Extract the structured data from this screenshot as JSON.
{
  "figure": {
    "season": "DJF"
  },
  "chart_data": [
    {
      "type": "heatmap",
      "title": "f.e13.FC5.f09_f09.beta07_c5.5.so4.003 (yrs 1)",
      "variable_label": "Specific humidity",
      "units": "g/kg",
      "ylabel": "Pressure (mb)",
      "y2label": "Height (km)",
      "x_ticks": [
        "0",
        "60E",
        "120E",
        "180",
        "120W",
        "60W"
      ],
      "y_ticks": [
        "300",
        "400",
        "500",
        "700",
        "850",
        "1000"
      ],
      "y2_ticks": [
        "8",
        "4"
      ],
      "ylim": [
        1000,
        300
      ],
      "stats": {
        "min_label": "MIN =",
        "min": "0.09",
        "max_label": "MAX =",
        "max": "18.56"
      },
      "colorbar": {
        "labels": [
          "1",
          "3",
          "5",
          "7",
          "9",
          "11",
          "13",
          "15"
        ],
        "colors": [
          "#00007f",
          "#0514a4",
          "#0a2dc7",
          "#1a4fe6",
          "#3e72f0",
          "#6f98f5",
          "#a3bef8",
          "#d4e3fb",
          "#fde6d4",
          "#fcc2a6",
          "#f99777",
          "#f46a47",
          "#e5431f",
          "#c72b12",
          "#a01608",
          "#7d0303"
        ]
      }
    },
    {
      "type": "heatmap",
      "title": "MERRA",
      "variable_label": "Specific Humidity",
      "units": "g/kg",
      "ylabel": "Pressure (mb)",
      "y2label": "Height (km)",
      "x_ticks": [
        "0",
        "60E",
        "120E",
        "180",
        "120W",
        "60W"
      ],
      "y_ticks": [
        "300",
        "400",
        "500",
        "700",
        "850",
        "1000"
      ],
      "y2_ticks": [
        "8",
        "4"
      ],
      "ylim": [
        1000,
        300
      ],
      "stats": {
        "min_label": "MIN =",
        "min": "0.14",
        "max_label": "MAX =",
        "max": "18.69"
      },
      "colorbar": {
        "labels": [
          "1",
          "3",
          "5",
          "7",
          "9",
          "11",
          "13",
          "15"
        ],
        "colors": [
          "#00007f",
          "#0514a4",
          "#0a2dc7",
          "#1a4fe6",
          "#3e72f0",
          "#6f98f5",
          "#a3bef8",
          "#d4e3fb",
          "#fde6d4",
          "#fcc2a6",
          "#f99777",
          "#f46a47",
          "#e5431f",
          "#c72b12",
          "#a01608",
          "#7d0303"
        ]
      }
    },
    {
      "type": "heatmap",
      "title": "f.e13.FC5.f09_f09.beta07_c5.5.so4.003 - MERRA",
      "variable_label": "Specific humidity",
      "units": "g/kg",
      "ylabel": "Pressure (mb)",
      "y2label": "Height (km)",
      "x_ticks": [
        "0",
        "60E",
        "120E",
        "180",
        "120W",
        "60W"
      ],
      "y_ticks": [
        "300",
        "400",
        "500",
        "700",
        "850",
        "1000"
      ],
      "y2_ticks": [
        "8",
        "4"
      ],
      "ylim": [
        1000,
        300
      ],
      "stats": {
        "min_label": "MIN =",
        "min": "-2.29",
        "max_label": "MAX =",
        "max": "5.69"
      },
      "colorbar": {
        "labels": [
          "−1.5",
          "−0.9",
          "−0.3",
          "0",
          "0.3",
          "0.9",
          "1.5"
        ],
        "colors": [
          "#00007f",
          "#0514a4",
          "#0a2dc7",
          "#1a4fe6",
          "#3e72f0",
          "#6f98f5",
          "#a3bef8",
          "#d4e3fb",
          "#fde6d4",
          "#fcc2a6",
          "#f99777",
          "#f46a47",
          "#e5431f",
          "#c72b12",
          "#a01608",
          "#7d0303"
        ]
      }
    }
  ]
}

☆ ☆ ☆ ☆ ☆

Job: All of the entries need to be reproduced exactly; please write them out.

Task solution:
Extract the structured data from this screenshot as JSON.
{
  "figure": {
    "season": "DJF"
  },
  "chart_data": [
    {
      "type": "heatmap",
      "title": "f.e13.FC5.f09_f09.beta07_c5.5.so4.003 (yrs 1)",
      "variable_label": "Specific humidity",
      "units": "g/kg",
      "ylabel": "Pressure (mb)",
      "y2label": "Height (km)",
      "x_ticks": [
        "0",
        "60E",
        "120E",
        "180",
        "120W",
        "60W"
      ],
      "y_ticks": [
        "300",
        "400",
        "500",
        "700",
        "850",
        "1000"
      ],
      "y2_ticks": [
        "8",
        "4"
      ],
      "ylim": [
        1000,
        300
      ],
      "stats": {
        "min_label": "MIN =",
        "min": "0.09",
        "max_label": "MAX =",
        "max": "18.56"
      },
      "colorbar": {
        "labels": [
          "1",
          "3",
          "5",
          "7",
          "9",
          "11",
          "13",
          "15"
        ],
        "colors": [
          "#00007f",
          "#0514a4",
          "#0a2dc7",
          "#1a4fe6",
          "#3e72f0",
          "#6f98f5",
          "#a3bef8",
          "#d4e3fb",
          "#fde6d4",
          "#fcc2a6",
          "#f99777",
          "#f46a47",
          "#e5431f",
          "#c72b12",
          "#a01608",
          "#7d0303"
        ]
      }
    },
    {
      "type": "heatmap",
      "title": "MERRA",
      "variable_label": "Specific Humidity",
      "units": "g/kg",
      "ylabel": "Pressure (mb)",
      "y2label": "Height (km)",
      "x_ticks": [
        "0",
        "60E",
        "120E",
        "180",
        "120W",
        "60W"
      ],
      "y_ticks": [
        "300",
        "400",
        "500",
        "700",
        "850",
        "1000"
      ],
      "y2_ticks": [
        "8",
        "4"
      ],
      "ylim": [
        1000,
        300
      ],
      "stats": {
        "min_label": "MIN =",
        "min": "0.14",
        "max_label": "MAX =",
        "max": "18.69"
      },
      "colorbar": {
        "labels": [
          "1",
          "3",
          "5",
          "7",
          "9",
          "11",
          "13",
          "15"
        ],
        "colors": [
          "#00007f",
          "#0514a4",
          "#0a2dc7",
          "#1a4fe6",
          "#3e72f0",
          "#6f98f5",
          "#a3bef8",
          "#d4e3fb",
          "#fde6d4",
          "#fcc2a6",
          "#f99777",
          "#f46a47",
          "#e5431f",
          "#c72b12",
          "#a01608",
          "#7d0303"
        ]
      }
    },
    {
      "type": "heatmap",
      "title": "f.e13.FC5.f09_f09.beta07_c5.5.so4.003 - MERRA",
      "variable_label": "Specific humidity",
      "units": "g/kg",
      "ylabel": "Pressure (mb)",
      "y2label": "Height (km)",
      "x_ticks": [
        "0",
        "60E",
        "120E",
        "180",
        "120W",
        "60W"
      ],
      "y_ticks": [
        "300",
        "400",
        "500",
        "700",
        "850",
        "1000"
      ],
      "y2_ticks": [
        "8",
        "4"
      ],
      "ylim": [
        1000,
        300
      ],
      "stats": {
        "min_label": "MIN =",
        "min": "-2.29",
        "max_label": "MAX =",
        "max": "5.69"
      },
      "colorbar": {
        "labels": [
          "−1.5",
          "−0.9",
          "−0.3",
          "0",
          "0.3",
          "0.9",
          "1.5"
        ],
        "colors": [
          "#00007f",
          "#0514a4",
          "#0a2dc7",
          "#1a4fe6",
          "#3e72f0",
          "#6f98f5",
          "#a3bef8",
          "#d4e3fb",
          "#fde6d4",
          "#fcc2a6",
          "#f99777",
          "#f46a47",
          "#e5431f",
          "#c72b12",
          "#a01608",
          "#7d0303"
        ]
      }
    }
  ]
}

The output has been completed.